▶ WHAT IS NEEDED
Write out the complete material exactly as it stands.

▶ DATA SECTION

>> Start

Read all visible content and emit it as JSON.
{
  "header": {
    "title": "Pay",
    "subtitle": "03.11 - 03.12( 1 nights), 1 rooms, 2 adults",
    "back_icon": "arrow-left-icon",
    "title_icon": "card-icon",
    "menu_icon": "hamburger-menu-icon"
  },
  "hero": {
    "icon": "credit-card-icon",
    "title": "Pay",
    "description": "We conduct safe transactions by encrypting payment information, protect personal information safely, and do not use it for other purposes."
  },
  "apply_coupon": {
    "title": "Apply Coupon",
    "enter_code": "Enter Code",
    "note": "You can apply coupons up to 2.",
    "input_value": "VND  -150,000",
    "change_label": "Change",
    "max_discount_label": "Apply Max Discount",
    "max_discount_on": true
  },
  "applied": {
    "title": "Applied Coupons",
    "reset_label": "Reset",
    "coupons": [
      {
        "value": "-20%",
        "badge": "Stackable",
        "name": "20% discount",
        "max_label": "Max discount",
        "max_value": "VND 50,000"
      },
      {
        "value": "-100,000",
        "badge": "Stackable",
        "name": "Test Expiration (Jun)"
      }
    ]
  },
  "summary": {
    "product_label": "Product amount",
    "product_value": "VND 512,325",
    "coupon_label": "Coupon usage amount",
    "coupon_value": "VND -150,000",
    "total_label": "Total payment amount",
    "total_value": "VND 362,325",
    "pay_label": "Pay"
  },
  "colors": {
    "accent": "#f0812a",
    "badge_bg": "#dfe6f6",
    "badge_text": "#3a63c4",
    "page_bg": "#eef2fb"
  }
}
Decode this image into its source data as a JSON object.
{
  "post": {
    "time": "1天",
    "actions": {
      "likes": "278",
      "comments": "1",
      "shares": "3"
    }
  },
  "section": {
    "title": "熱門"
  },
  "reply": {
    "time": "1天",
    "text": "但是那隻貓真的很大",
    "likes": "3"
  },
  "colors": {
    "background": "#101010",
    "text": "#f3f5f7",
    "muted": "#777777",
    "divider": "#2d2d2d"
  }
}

>> End

▶ EXERCISE OUTPUT
Read all visible content and emit it as JSON.
{
  "header": {
    "title": "Pay",
    "subtitle": "03.11 - 03.12( 1 nights), 1 rooms, 2 adults",
    "back_icon": "arrow-left-icon",
    "title_icon": "card-icon",
    "menu_icon": "hamburger-menu-icon"
  },
  "hero": {
    "icon": "credit-card-icon",
    "title": "Pay",
    "description": "We conduct safe transactions by encrypting payment information, protect personal information safely, and do not use it for other purposes."
  },
  "apply_coupon": {
    "title": "Apply Coupon",
    "enter_code": "Enter Code",
    "note": "You can apply coupons up to 2.",
    "input_value": "VND  -150,000",
    "change_label": "Change",
    "max_discount_label": "Apply Max Discount",
    "max_discount_on": true
  },
  "applied": {
    "title": "Applied Coupons",
    "reset_label": "Reset",
    "coupons": [
      {
        "value": "-20%",
        "badge": "Stackable",
        "name": "20% discount",
        "max_label": "Max discount",
        "max_value": "VND 50,000"
      },
      {
        "value": "-100,000",
        "badge": "Stackable",
        "name": "Test Expiration (Jun)"
      }
    ]
  },
  "summary": {
    "product_label": "Product amount",
    "product_value": "VND 512,325",
    "coupon_label": "Coupon usage amount",
    "coupon_value": "VND -150,000",
    "total_label": "Total payment amount",
    "total_value": "VND 362,325",
    "pay_label": "Pay"
  },
  "colors": {
    "accent": "#f0812a",
    "badge_bg": "#dfe6f6",
    "badge_text": "#3a63c4",
    "page_bg": "#eef2fb"
  }
}
Decode this image into its source data as a JSON object.
{
  "post": {
    "time": "1天",
    "actions": {
      "likes": "278",
      "comments": "1",
      "shares": "3"
    }
  },
  "section": {
    "title": "熱門"
  },
  "reply": {
    "time": "1天",
    "text": "但是那隻貓真的很大",
    "likes": "3"
  },
  "colors": {
    "background": "#101010",
    "text": "#f3f5f7",
    "muted": "#777777",
    "divider": "#2d2d2d"
  }
}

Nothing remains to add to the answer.